### Data for the task
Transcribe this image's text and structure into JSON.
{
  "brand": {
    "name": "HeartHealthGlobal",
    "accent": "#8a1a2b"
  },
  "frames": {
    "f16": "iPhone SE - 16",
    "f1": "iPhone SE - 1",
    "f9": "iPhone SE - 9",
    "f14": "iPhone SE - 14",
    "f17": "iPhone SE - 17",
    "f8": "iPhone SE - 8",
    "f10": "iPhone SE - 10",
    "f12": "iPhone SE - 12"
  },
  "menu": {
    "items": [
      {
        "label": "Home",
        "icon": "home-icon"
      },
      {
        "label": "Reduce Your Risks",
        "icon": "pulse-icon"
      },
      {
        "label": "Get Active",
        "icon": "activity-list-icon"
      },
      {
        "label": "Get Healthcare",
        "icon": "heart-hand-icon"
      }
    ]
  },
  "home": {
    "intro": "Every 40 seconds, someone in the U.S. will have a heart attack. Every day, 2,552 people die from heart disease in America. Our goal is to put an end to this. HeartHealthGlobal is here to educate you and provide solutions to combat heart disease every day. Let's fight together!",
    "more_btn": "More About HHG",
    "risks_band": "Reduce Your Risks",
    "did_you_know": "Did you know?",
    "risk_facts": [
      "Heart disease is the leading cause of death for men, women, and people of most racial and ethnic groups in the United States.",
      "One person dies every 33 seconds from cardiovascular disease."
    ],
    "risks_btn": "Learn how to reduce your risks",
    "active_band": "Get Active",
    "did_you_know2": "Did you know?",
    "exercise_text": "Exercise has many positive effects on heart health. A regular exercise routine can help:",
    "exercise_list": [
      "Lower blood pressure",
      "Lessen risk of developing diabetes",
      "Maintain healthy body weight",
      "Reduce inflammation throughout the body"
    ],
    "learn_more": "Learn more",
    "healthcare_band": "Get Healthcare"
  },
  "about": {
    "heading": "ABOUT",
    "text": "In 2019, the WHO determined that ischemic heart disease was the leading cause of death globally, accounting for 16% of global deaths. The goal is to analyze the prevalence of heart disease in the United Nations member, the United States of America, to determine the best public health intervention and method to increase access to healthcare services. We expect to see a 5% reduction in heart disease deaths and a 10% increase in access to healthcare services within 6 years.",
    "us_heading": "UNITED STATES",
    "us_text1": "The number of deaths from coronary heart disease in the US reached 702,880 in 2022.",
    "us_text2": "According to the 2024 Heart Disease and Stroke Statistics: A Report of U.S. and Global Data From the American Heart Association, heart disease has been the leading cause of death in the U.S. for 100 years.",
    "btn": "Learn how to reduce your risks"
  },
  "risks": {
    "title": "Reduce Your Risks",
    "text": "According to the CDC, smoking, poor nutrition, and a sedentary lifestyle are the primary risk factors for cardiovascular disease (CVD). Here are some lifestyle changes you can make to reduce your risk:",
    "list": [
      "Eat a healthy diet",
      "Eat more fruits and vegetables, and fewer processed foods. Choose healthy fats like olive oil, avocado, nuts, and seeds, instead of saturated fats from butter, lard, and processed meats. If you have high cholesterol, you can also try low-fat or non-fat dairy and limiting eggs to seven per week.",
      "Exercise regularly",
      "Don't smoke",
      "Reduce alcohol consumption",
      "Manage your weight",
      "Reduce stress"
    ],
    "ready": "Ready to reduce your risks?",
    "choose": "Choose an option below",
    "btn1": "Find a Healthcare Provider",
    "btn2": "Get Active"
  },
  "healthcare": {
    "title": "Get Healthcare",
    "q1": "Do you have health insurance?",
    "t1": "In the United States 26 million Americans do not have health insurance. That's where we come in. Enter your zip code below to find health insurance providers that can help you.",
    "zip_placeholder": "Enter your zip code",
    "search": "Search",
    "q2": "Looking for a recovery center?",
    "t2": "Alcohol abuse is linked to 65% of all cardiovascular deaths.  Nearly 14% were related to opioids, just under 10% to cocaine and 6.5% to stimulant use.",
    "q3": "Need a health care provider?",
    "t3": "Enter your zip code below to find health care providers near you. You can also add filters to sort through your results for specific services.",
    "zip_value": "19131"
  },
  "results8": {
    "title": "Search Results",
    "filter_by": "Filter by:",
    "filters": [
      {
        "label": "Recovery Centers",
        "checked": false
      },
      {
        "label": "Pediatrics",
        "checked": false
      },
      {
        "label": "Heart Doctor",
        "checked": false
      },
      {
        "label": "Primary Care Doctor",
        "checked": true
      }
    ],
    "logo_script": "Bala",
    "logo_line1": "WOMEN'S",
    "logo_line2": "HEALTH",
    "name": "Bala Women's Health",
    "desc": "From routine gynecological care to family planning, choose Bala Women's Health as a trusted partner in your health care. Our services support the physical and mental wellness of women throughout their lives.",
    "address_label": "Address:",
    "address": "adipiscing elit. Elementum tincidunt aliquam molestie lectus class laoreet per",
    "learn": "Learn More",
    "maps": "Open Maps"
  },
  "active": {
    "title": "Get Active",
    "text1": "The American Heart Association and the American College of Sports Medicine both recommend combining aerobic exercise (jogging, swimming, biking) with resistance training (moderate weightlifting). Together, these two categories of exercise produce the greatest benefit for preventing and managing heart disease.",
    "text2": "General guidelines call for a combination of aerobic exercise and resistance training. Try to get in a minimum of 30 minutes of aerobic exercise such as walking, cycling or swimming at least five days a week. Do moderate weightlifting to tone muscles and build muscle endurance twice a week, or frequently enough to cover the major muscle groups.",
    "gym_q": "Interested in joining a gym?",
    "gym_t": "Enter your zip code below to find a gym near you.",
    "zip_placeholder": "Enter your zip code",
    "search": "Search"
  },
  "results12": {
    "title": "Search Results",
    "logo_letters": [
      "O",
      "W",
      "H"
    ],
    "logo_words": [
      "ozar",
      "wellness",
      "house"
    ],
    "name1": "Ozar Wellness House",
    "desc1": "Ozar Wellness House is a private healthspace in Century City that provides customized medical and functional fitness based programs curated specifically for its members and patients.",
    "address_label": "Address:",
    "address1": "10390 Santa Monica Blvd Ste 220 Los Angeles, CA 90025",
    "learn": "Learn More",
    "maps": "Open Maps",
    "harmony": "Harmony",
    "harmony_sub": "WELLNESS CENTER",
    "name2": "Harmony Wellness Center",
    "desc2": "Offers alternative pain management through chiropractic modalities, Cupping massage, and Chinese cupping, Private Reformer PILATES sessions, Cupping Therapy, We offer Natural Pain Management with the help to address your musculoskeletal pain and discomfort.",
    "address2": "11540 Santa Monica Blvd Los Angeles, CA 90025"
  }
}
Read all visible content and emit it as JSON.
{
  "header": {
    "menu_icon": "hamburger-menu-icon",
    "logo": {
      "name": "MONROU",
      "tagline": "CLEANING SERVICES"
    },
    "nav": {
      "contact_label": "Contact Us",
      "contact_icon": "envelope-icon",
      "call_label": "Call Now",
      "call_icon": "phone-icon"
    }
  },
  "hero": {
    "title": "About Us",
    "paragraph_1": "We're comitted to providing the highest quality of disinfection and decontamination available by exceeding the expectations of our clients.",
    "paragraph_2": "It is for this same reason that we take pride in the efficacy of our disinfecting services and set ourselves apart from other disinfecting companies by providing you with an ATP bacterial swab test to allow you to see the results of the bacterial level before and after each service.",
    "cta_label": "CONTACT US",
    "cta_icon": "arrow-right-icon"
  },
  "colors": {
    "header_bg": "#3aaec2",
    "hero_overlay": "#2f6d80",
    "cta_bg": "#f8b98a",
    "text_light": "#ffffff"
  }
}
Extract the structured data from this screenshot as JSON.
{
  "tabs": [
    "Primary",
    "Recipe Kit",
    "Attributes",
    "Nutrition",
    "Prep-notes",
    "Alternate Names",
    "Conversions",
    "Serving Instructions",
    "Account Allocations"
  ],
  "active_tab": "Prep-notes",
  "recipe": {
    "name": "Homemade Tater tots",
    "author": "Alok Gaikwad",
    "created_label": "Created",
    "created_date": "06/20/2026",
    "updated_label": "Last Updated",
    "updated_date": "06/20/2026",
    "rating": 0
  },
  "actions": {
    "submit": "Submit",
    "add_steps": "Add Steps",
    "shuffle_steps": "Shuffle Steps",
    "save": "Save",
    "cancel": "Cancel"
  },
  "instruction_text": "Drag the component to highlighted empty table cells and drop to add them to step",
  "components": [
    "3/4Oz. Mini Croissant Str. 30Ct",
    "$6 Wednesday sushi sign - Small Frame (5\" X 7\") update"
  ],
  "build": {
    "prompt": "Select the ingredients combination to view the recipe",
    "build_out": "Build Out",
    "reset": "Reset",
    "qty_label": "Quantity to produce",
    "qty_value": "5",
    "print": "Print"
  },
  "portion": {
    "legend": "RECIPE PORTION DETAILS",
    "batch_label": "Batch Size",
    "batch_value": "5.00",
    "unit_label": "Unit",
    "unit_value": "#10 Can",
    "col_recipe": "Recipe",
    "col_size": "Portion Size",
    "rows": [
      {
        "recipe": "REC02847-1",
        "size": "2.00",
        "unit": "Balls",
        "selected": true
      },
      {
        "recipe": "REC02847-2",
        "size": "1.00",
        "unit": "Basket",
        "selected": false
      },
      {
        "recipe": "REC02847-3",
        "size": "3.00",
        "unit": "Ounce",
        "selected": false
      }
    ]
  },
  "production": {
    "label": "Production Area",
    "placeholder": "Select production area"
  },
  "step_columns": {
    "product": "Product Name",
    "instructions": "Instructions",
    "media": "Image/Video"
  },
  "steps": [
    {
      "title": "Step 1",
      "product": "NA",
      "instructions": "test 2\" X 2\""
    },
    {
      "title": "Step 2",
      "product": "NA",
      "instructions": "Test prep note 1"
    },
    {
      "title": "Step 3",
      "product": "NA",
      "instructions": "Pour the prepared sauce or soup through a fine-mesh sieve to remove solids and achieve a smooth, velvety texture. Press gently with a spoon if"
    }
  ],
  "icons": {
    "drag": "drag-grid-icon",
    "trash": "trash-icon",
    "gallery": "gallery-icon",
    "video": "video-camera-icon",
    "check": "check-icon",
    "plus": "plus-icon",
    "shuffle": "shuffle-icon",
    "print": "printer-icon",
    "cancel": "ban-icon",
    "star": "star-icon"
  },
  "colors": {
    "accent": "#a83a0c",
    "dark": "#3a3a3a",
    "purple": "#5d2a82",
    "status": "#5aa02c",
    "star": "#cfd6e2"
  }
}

### Problem description
Copy, from the data above, every line where the word "cardiovascular" appears.

### Reply to the exercise
      "One person dies every 33 seconds from cardiovascular disease."
    "text": "According to the CDC, smoking, poor nutrition, and a sedentary lifestyle are the primary risk factors for cardiovascular disease (CVD). Here are some lifestyle changes you can make to reduce your risk:",
    "t2": "Alcohol abuse is linked to 65% of all cardiovascular deaths.  Nearly 14% were related to opioids, just under 10% to cocaine and 6.5% to stimulant use.",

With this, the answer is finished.